PROMPT: Transcribe every entry word for word, but skip the images.

THE INPUT:
━━━━━━━━
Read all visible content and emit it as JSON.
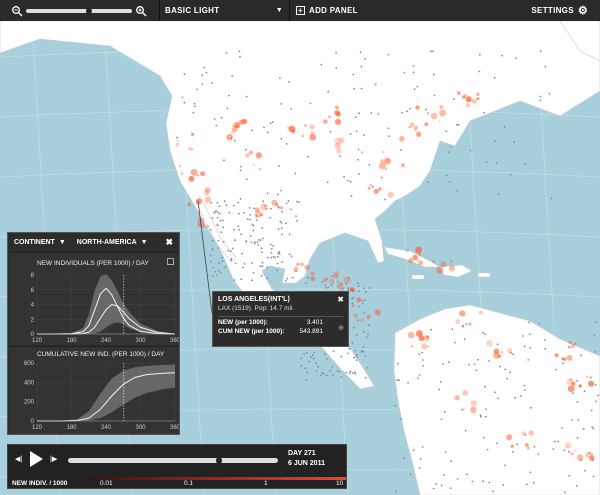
{
  "topbar": {
    "zoom_out_icon": "zoom-out-icon",
    "zoom_in_icon": "zoom-in-icon",
    "zoom_level": 0.6,
    "basemap_label": "BASIC LIGHT",
    "add_panel_label": "ADD PANEL",
    "settings_label": "SETTINGS"
  },
  "continent_panel": {
    "level_label": "CONTINENT",
    "region_label": "NORTH-AMERICA",
    "chart1_title": "NEW INDIVIDUALS (PER 1000) / DAY",
    "chart2_title": "CUMULATIVE NEW IND. (PER 1000) / DAY"
  },
  "chart_data": [
    {
      "type": "area",
      "title": "NEW INDIVIDUALS (PER 1000) / DAY",
      "xlim": [
        120,
        360
      ],
      "ylim": [
        0,
        8
      ],
      "x_ticks": [
        "120",
        "180",
        "240",
        "300",
        "360"
      ],
      "y_ticks": [
        "0",
        "2",
        "4",
        "6",
        "8"
      ],
      "x": [
        120,
        150,
        180,
        200,
        210,
        220,
        230,
        240,
        250,
        260,
        270,
        280,
        300,
        330,
        360
      ],
      "series": [
        {
          "values": [
            0,
            0,
            0.05,
            0.3,
            1.1,
            3.2,
            5.4,
            6.2,
            5.3,
            3.7,
            2.2,
            1.2,
            0.35,
            0.05,
            0
          ]
        },
        {
          "values": [
            0,
            0,
            0,
            0.05,
            0.25,
            0.9,
            2.1,
            3.3,
            4.0,
            3.8,
            3.0,
            2.1,
            0.9,
            0.2,
            0
          ]
        }
      ],
      "band_upper": [
        0,
        0,
        0.1,
        0.8,
        2.6,
        5.8,
        7.8,
        8.1,
        7.3,
        5.8,
        4.2,
        3.0,
        1.4,
        0.4,
        0
      ],
      "band_lower": [
        0,
        0,
        0,
        0,
        0,
        0.1,
        0.3,
        0.9,
        1.4,
        1.6,
        1.3,
        0.8,
        0.2,
        0,
        0
      ],
      "marker_x": 271
    },
    {
      "type": "area",
      "title": "CUMULATIVE NEW IND. (PER 1000) / DAY",
      "xlim": [
        120,
        360
      ],
      "ylim": [
        0,
        600
      ],
      "x_ticks": [
        "120",
        "180",
        "240",
        "300",
        "360"
      ],
      "y_ticks": [
        "0",
        "200",
        "400",
        "600"
      ],
      "x": [
        120,
        160,
        190,
        210,
        230,
        250,
        270,
        290,
        310,
        340,
        360
      ],
      "series": [
        {
          "values": [
            0,
            0,
            5,
            30,
            120,
            260,
            380,
            450,
            480,
            495,
            500
          ]
        }
      ],
      "band_upper": [
        0,
        0,
        20,
        100,
        280,
        440,
        520,
        555,
        570,
        580,
        585
      ],
      "band_lower": [
        0,
        0,
        0,
        5,
        30,
        90,
        170,
        240,
        290,
        330,
        345
      ],
      "marker_x": 271
    }
  ],
  "tooltip": {
    "title": "LOS ANGELES(INT'L)",
    "subtitle": "LAX (1519). Pop: 14.7 mil.",
    "new_label": "NEW (per 1000):",
    "new_value": "3.401",
    "cum_label": "CUM NEW (per 1000):",
    "cum_value": "543.891"
  },
  "timeline": {
    "day_label": "DAY 271",
    "date_label": "6 JUN 2011",
    "progress": 0.72,
    "scale_title": "NEW INDIV. / 1000",
    "scale_ticks": [
      "0.01",
      "0.1",
      "1",
      "10"
    ]
  },
  "colors": {
    "ocean": "#a7cfdc",
    "land": "#ffffff",
    "hotspot": "#ff5a28",
    "panel": "#2c2c2c",
    "accent_red": "#e02a10"
  }
}
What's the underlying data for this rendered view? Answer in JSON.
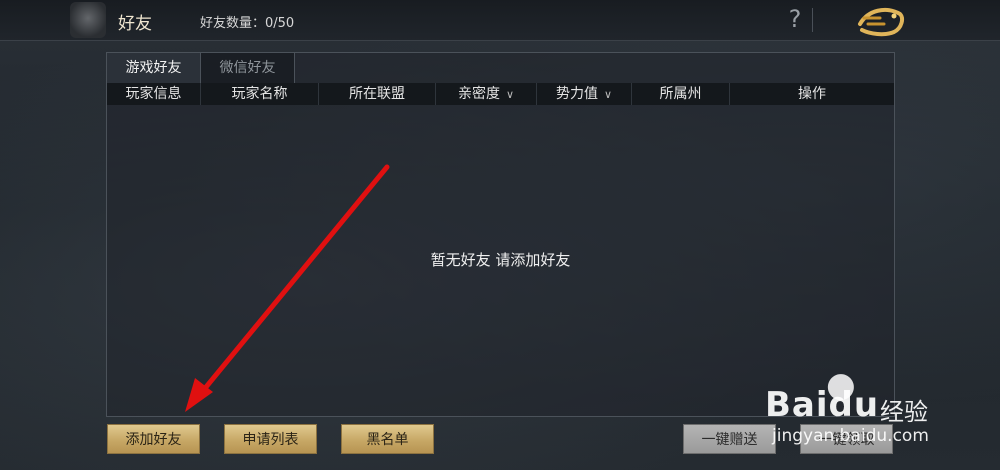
{
  "header": {
    "title": "好友",
    "friend_count_label": "好友数量：0/50",
    "help_label": "?"
  },
  "tabs": [
    {
      "label": "游戏好友",
      "active": true
    },
    {
      "label": "微信好友",
      "active": false
    }
  ],
  "table": {
    "columns": [
      {
        "label": "玩家信息",
        "sortable": false
      },
      {
        "label": "玩家名称",
        "sortable": false
      },
      {
        "label": "所在联盟",
        "sortable": false
      },
      {
        "label": "亲密度",
        "sortable": true
      },
      {
        "label": "势力值",
        "sortable": true
      },
      {
        "label": "所属州",
        "sortable": false
      },
      {
        "label": "操作",
        "sortable": false
      }
    ],
    "empty_message": "暂无好友 请添加好友"
  },
  "buttons": {
    "add_friend": "添加好友",
    "request_list": "申请列表",
    "blacklist": "黑名单",
    "gift_all": "一键赠送",
    "collect_all": "一键领取"
  },
  "watermark": {
    "brand": "Bai",
    "brand_suffix": "du",
    "jingyan": "经验",
    "url": "jingyan.baidu.com"
  },
  "colors": {
    "gold_button": "#c7a866",
    "gray_button": "#9a9a9a",
    "arrow": "#e01010"
  }
}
━━━━━━━━
EXERCISE ANSWER:
Read all visible content and emit it as JSON.
{
  "topbar": {
    "zoom_out_icon": "zoom-out-icon",
    "zoom_in_icon": "zoom-in-icon",
    "zoom_level": 0.6,
    "basemap_label": "BASIC LIGHT",
    "add_panel_label": "ADD PANEL",
    "settings_label": "SETTINGS"
  },
  "continent_panel": {
    "level_label": "CONTINENT",
    "region_label": "NORTH-AMERICA",
    "chart1_title": "NEW INDIVIDUALS (PER 1000) / DAY",
    "chart2_title": "CUMULATIVE NEW IND. (PER 1000) / DAY"
  },
  "chart_data": [
    {
      "type": "area",
      "title": "NEW INDIVIDUALS (PER 1000) / DAY",
      "xlim": [
        120,
        360
      ],
      "ylim": [
        0,
        8
      ],
      "x_ticks": [
        "120",
        "180",
        "240",
        "300",
        "360"
      ],
      "y_ticks": [
        "0",
        "2",
        "4",
        "6",
        "8"
      ],
      "x": [
        120,
        150,
        180,
        200,
        210,
        220,
        230,
        240,
        250,
        260,
        270,
        280,
        300,
        330,
        360
      ],
      "series": [
        {
          "values": [
            0,
            0,
            0.05,
            0.3,
            1.1,
            3.2,
            5.4,
            6.2,
            5.3,
            3.7,
            2.2,
            1.2,
            0.35,
            0.05,
            0
          ]
        },
        {
          "values": [
            0,
            0,
            0,
            0.05,
            0.25,
            0.9,
            2.1,
            3.3,
            4.0,
            3.8,
            3.0,
            2.1,
            0.9,
            0.2,
            0
          ]
        }
      ],
      "band_upper": [
        0,
        0,
        0.1,
        0.8,
        2.6,
        5.8,
        7.8,
        8.1,
        7.3,
        5.8,
        4.2,
        3.0,
        1.4,
        0.4,
        0
      ],
      "band_lower": [
        0,
        0,
        0,
        0,
        0,
        0.1,
        0.3,
        0.9,
        1.4,
        1.6,
        1.3,
        0.8,
        0.2,
        0,
        0
      ],
      "marker_x": 271
    },
    {
      "type": "area",
      "title": "CUMULATIVE NEW IND. (PER 1000) / DAY",
      "xlim": [
        120,
        360
      ],
      "ylim": [
        0,
        600
      ],
      "x_ticks": [
        "120",
        "180",
        "240",
        "300",
        "360"
      ],
      "y_ticks": [
        "0",
        "200",
        "400",
        "600"
      ],
      "x": [
        120,
        160,
        190,
        210,
        230,
        250,
        270,
        290,
        310,
        340,
        360
      ],
      "series": [
        {
          "values": [
            0,
            0,
            5,
            30,
            120,
            260,
            380,
            450,
            480,
            495,
            500
          ]
        }
      ],
      "band_upper": [
        0,
        0,
        20,
        100,
        280,
        440,
        520,
        555,
        570,
        580,
        585
      ],
      "band_lower": [
        0,
        0,
        0,
        5,
        30,
        90,
        170,
        240,
        290,
        330,
        345
      ],
      "marker_x": 271
    }
  ],
  "tooltip": {
    "title": "LOS ANGELES(INT'L)",
    "subtitle": "LAX (1519). Pop: 14.7 mil.",
    "new_label": "NEW (per 1000):",
    "new_value": "3.401",
    "cum_label": "CUM NEW (per 1000):",
    "cum_value": "543.891"
  },
  "timeline": {
    "day_label": "DAY 271",
    "date_label": "6 JUN 2011",
    "progress": 0.72,
    "scale_title": "NEW INDIV. / 1000",
    "scale_ticks": [
      "0.01",
      "0.1",
      "1",
      "10"
    ]
  },
  "colors": {
    "ocean": "#a7cfdc",
    "land": "#ffffff",
    "hotspot": "#ff5a28",
    "panel": "#2c2c2c",
    "accent_red": "#e02a10"
  }
}
What's the underlying data for this rendered view? Answer in JSON.
{
  "header": {
    "title": "好友",
    "friend_count_label": "好友数量：0/50",
    "help_label": "?"
  },
  "tabs": [
    {
      "label": "游戏好友",
      "active": true
    },
    {
      "label": "微信好友",
      "active": false
    }
  ],
  "table": {
    "columns": [
      {
        "label": "玩家信息",
        "sortable": false
      },
      {
        "label": "玩家名称",
        "sortable": false
      },
      {
        "label": "所在联盟",
        "sortable": false
      },
      {
        "label": "亲密度",
        "sortable": true
      },
      {
        "label": "势力值",
        "sortable": true
      },
      {
        "label": "所属州",
        "sortable": false
      },
      {
        "label": "操作",
        "sortable": false
      }
    ],
    "empty_message": "暂无好友 请添加好友"
  },
  "buttons": {
    "add_friend": "添加好友",
    "request_list": "申请列表",
    "blacklist": "黑名单",
    "gift_all": "一键赠送",
    "collect_all": "一键领取"
  },
  "watermark": {
    "brand": "Bai",
    "brand_suffix": "du",
    "jingyan": "经验",
    "url": "jingyan.baidu.com"
  },
  "colors": {
    "gold_button": "#c7a866",
    "gray_button": "#9a9a9a",
    "arrow": "#e01010"
  }
}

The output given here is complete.